--- START ENTRIES PROVIDED ---

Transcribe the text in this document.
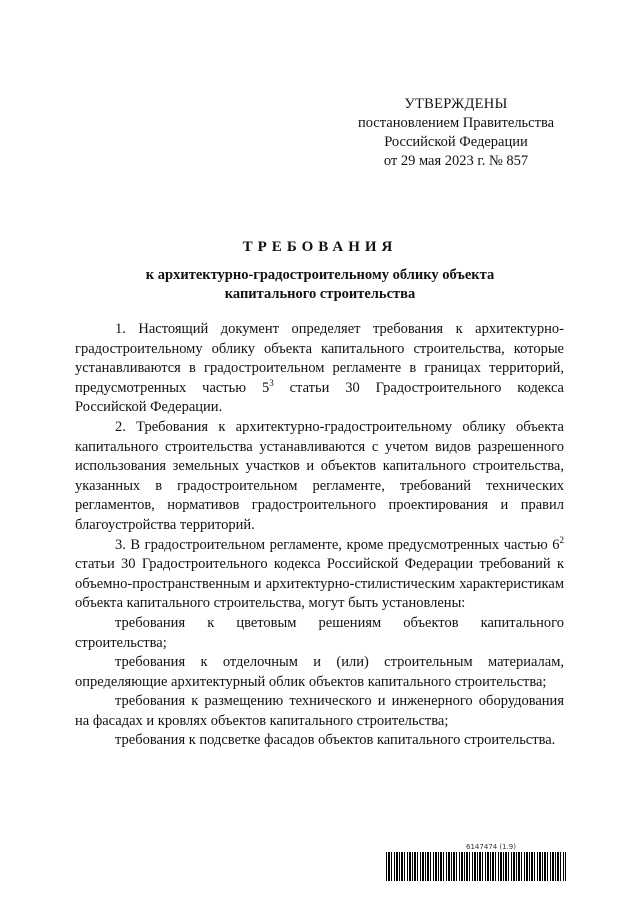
УТВЕРЖДЕНЫ
постановлением Правительства
Российской Федерации
от 29 мая 2023 г. № 857
ТРЕБОВАНИЯ
к архитектурно-градостроительному облику объекта
капитального строительства

1. Настоящий документ определяет требования к архитектурно-градостроительному облику объекта капитального строительства, которые устанавливаются в градостроительном регламенте в границах территорий, предусмотренных частью $5^3$ статьи 30 Градостроительного кодекса Российской Федерации.

2. Требования к архитектурно-градостроительному облику объекта капитального строительства устанавливаются с учетом видов разрешенного использования земельных участков и объектов капитального строительства, указанных в градостроительном регламенте, требований технических регламентов, нормативов градостроительного проектирования и правил благоустройства территорий.

3. В градостроительном регламенте, кроме предусмотренных частью $6^2$ статьи 30 Градостроительного кодекса Российской Федерации требований к объемно-пространственным и архитектурно-стилистическим характеристикам объекта капитального строительства, могут быть установлены:

требования к цветовым решениям объектов капитального строительства;

требования к отделочным и (или) строительным материалам, определяющие архитектурный облик объектов капитального строительства;

требования к размещению технического и инженерного оборудования на фасадах и кровлях объектов капитального строительства;

требования к подсветке фасадов объектов капитального строительства.

6147474 (1.9)
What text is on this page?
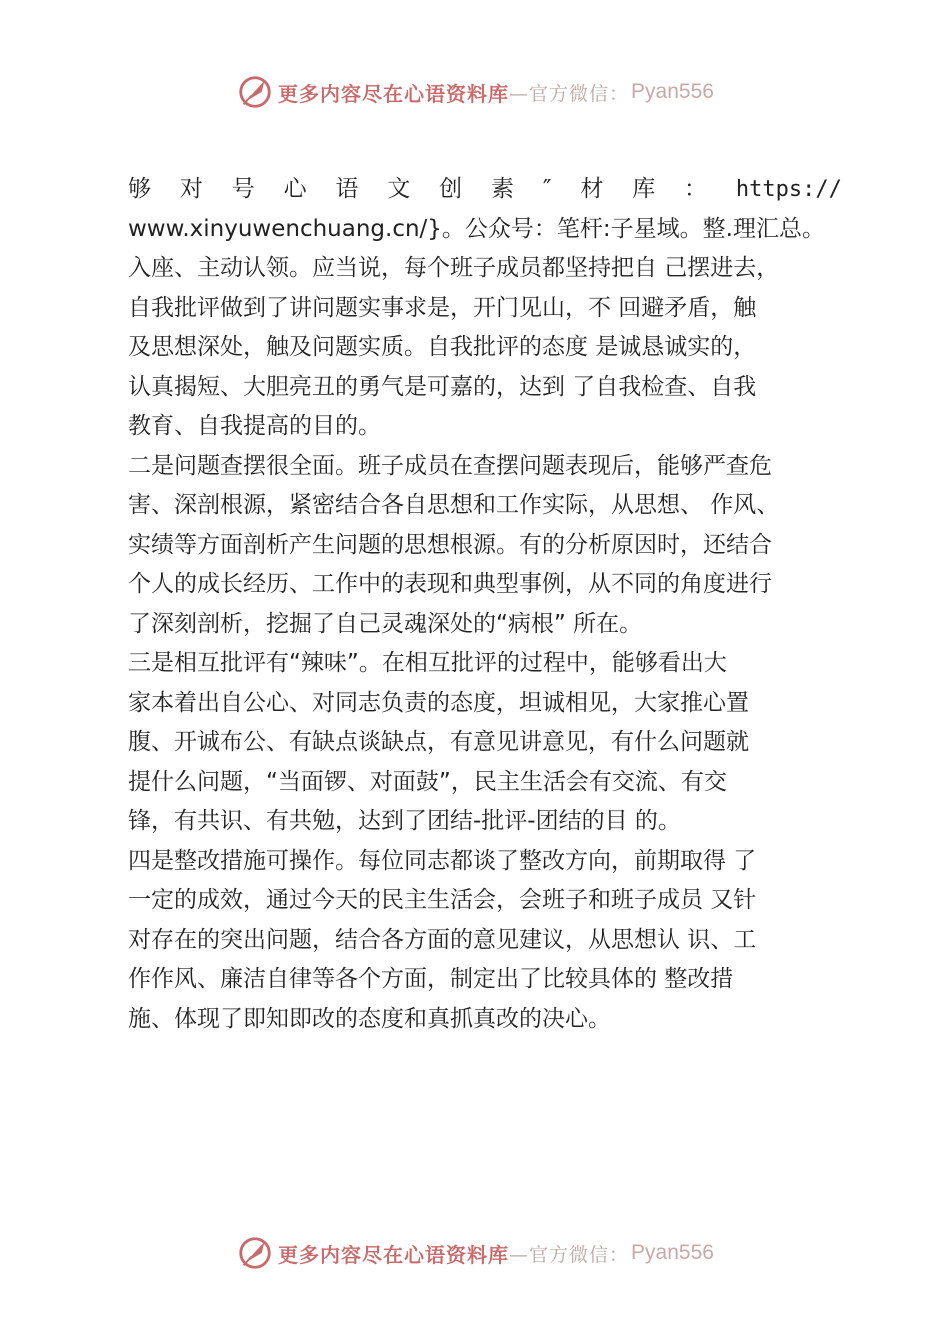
更多内容尽在心语资料库 —官方微信： Pyan556
够 对 号 心 语 文 创 素 ″ 材 库 ： https://
www.xinyuwenchuang.cn/}。公众号：笔杆:子星域。整.理汇总。
入座、主动认领。应当说，每个班子成员都坚持把自 己摆进去，
自我批评做到了讲问题实事求是，开门见山，不 回避矛盾，触
及思想深处，触及问题实质。自我批评的态度 是诚恳诚实的，
认真揭短、大胆亮丑的勇气是可嘉的，达到 了自我检查、自我
教育、自我提高的目的。
二是问题查摆很全面。班子成员在查摆问题表现后，能够严查危
害、深剖根源，紧密结合各自思想和工作实际，从思想、 作风、
实绩等方面剖析产生问题的思想根源。有的分析原因时，还结合
个人的成长经历、工作中的表现和典型事例，从不同的角度进行
了深刻剖析，挖掘了自己灵魂深处的“病根” 所在。
三是相互批评有“辣味”。在相互批评的过程中，能够看出大
家本着出自公心、对同志负责的态度，坦诚相见，大家推心置
腹、开诚布公、有缺点谈缺点，有意见讲意见，有什么问题就
提什么问题，“当面锣、对面鼓”，民主生活会有交流、有交
锋，有共识、有共勉，达到了团结-批评-团结的目 的。
四是整改措施可操作。每位同志都谈了整改方向，前期取得 了
一定的成效，通过今天的民主生活会，会班子和班子成员 又针
对存在的突出问题，结合各方面的意见建议，从思想认 识、工
作作风、廉洁自律等各个方面，制定出了比较具体的 整改措
施、体现了即知即改的态度和真抓真改的决心。
更多内容尽在心语资料库 —官方微信： Pyan556
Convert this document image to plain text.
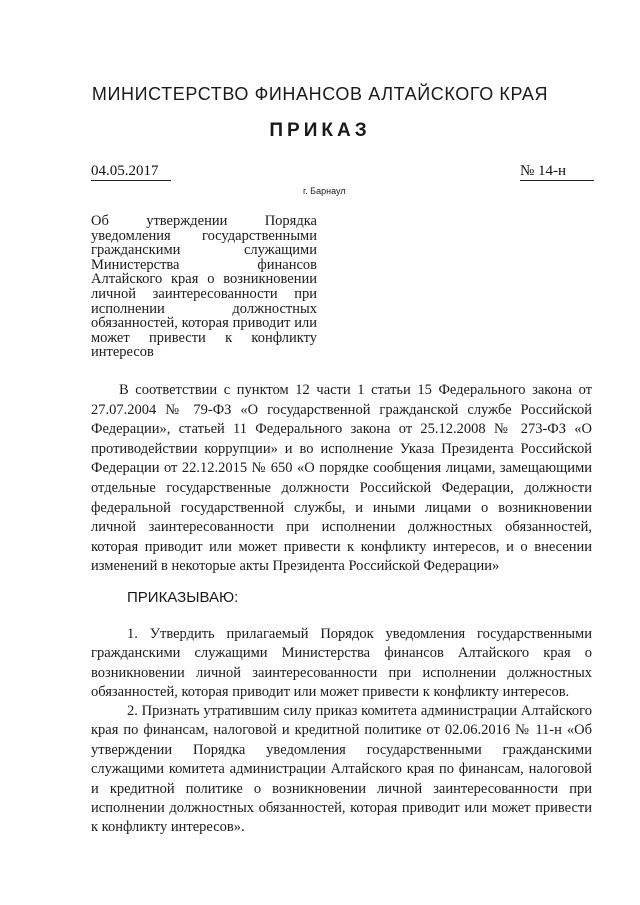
МИНИСТЕРСТВО ФИНАНСОВ АЛТАЙСКОГО КРАЯ
ПРИКАЗ
04.05.2017	№ 14-н
г. Барнаул
Об утверждении Порядка уведомления государственными гражданскими служащими Министерства финансов Алтайского края о возникновении личной заинтересованности при исполнении должностных обязанностей, которая приводит или может привести к конфликту интересов
В соответствии с пунктом 12 части 1 статьи 15 Федерального закона от 27.07.2004 № 79-ФЗ «О государственной гражданской службе Российской Федерации», статьей 11 Федерального закона от 25.12.2008 № 273-ФЗ «О противодействии коррупции» и во исполнение Указа Президента Российской Федерации от 22.12.2015 № 650 «О порядке сообщения лицами, замещающими отдельные государственные должности Российской Федерации, должности федеральной государственной службы, и иными лицами о возникновении личной заинтересованности при исполнении должностных обязанностей, которая приводит или может привести к конфликту интересов, и о внесении изменений в некоторые акты Президента Российской Федерации»
ПРИКАЗЫВАЮ:
1. Утвердить прилагаемый Порядок уведомления государственными гражданскими служащими Министерства финансов Алтайского края о возникновении личной заинтересованности при исполнении должностных обязанностей, которая приводит или может привести к конфликту интересов.
2. Признать утратившим силу приказ комитета администрации Алтайского края по финансам, налоговой и кредитной политике от 02.06.2016 № 11-н «Об утверждении Порядка уведомления государственными гражданскими служащими комитета администрации Алтайского края по финансам, налоговой и кредитной политике о возникновении личной заинтересованности при исполнении должностных обязанностей, которая приводит или может привести к конфликту интересов».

--- END ENTRIES PROVIDED ---

WHAT TO DO: Can you restate all the records above word for word while dropping the pictures?

REPLY:
Transcribe the text in this document.
УТВЕРЖДЕНЫ
постановлением Правительства
Российской Федерации
от 29 мая 2023 г. № 857
ТРЕБОВАНИЯ
к архитектурно-градостроительному облику объекта
капитального строительства

1. Настоящий документ определяет требования к архитектурно-градостроительному облику объекта капитального строительства, которые устанавливаются в градостроительном регламенте в границах территорий, предусмотренных частью $5^3$ статьи 30 Градостроительного кодекса Российской Федерации.

2. Требования к архитектурно-градостроительному облику объекта капитального строительства устанавливаются с учетом видов разрешенного использования земельных участков и объектов капитального строительства, указанных в градостроительном регламенте, требований технических регламентов, нормативов градостроительного проектирования и правил благоустройства территорий.

3. В градостроительном регламенте, кроме предусмотренных частью $6^2$ статьи 30 Градостроительного кодекса Российской Федерации требований к объемно-пространственным и архитектурно-стилистическим характеристикам объекта капитального строительства, могут быть установлены:

требования к цветовым решениям объектов капитального строительства;

требования к отделочным и (или) строительным материалам, определяющие архитектурный облик объектов капитального строительства;

требования к размещению технического и инженерного оборудования на фасадах и кровлях объектов капитального строительства;

требования к подсветке фасадов объектов капитального строительства.

6147474 (1.9)
What text is on this page?
更多内容尽在心语资料库 —官方微信： Pyan556
够 对 号 心 语 文 创 素 ″ 材 库 ： https://
www.xinyuwenchuang.cn/}。公众号：笔杆:子星域。整.理汇总。
入座、主动认领。应当说，每个班子成员都坚持把自 己摆进去，
自我批评做到了讲问题实事求是，开门见山，不 回避矛盾，触
及思想深处，触及问题实质。自我批评的态度 是诚恳诚实的，
认真揭短、大胆亮丑的勇气是可嘉的，达到 了自我检查、自我
教育、自我提高的目的。
二是问题查摆很全面。班子成员在查摆问题表现后，能够严查危
害、深剖根源，紧密结合各自思想和工作实际，从思想、 作风、
实绩等方面剖析产生问题的思想根源。有的分析原因时，还结合
个人的成长经历、工作中的表现和典型事例，从不同的角度进行
了深刻剖析，挖掘了自己灵魂深处的“病根” 所在。
三是相互批评有“辣味”。在相互批评的过程中，能够看出大
家本着出自公心、对同志负责的态度，坦诚相见，大家推心置
腹、开诚布公、有缺点谈缺点，有意见讲意见，有什么问题就
提什么问题，“当面锣、对面鼓”，民主生活会有交流、有交
锋，有共识、有共勉，达到了团结-批评-团结的目 的。
四是整改措施可操作。每位同志都谈了整改方向，前期取得 了
一定的成效，通过今天的民主生活会，会班子和班子成员 又针
对存在的突出问题，结合各方面的意见建议，从思想认 识、工
作作风、廉洁自律等各个方面，制定出了比较具体的 整改措
施、体现了即知即改的态度和真抓真改的决心。
更多内容尽在心语资料库 —官方微信： Pyan556
Convert this document image to plain text.
МИНИСТЕРСТВО ФИНАНСОВ АЛТАЙСКОГО КРАЯ
ПРИКАЗ
04.05.2017	№ 14-н
г. Барнаул
Об утверждении Порядка уведомления государственными гражданскими служащими Министерства финансов Алтайского края о возникновении личной заинтересованности при исполнении должностных обязанностей, которая приводит или может привести к конфликту интересов
В соответствии с пунктом 12 части 1 статьи 15 Федерального закона от 27.07.2004 № 79-ФЗ «О государственной гражданской службе Российской Федерации», статьей 11 Федерального закона от 25.12.2008 № 273-ФЗ «О противодействии коррупции» и во исполнение Указа Президента Российской Федерации от 22.12.2015 № 650 «О порядке сообщения лицами, замещающими отдельные государственные должности Российской Федерации, должности федеральной государственной службы, и иными лицами о возникновении личной заинтересованности при исполнении должностных обязанностей, которая приводит или может привести к конфликту интересов, и о внесении изменений в некоторые акты Президента Российской Федерации»
ПРИКАЗЫВАЮ:
1. Утвердить прилагаемый Порядок уведомления государственными гражданскими служащими Министерства финансов Алтайского края о возникновении личной заинтересованности при исполнении должностных обязанностей, которая приводит или может привести к конфликту интересов.
2. Признать утратившим силу приказ комитета администрации Алтайского края по финансам, налоговой и кредитной политике от 02.06.2016 № 11-н «Об утверждении Порядка уведомления государственными гражданскими служащими комитета администрации Алтайского края по финансам, налоговой и кредитной политике о возникновении личной заинтересованности при исполнении должностных обязанностей, которая приводит или может привести к конфликту интересов».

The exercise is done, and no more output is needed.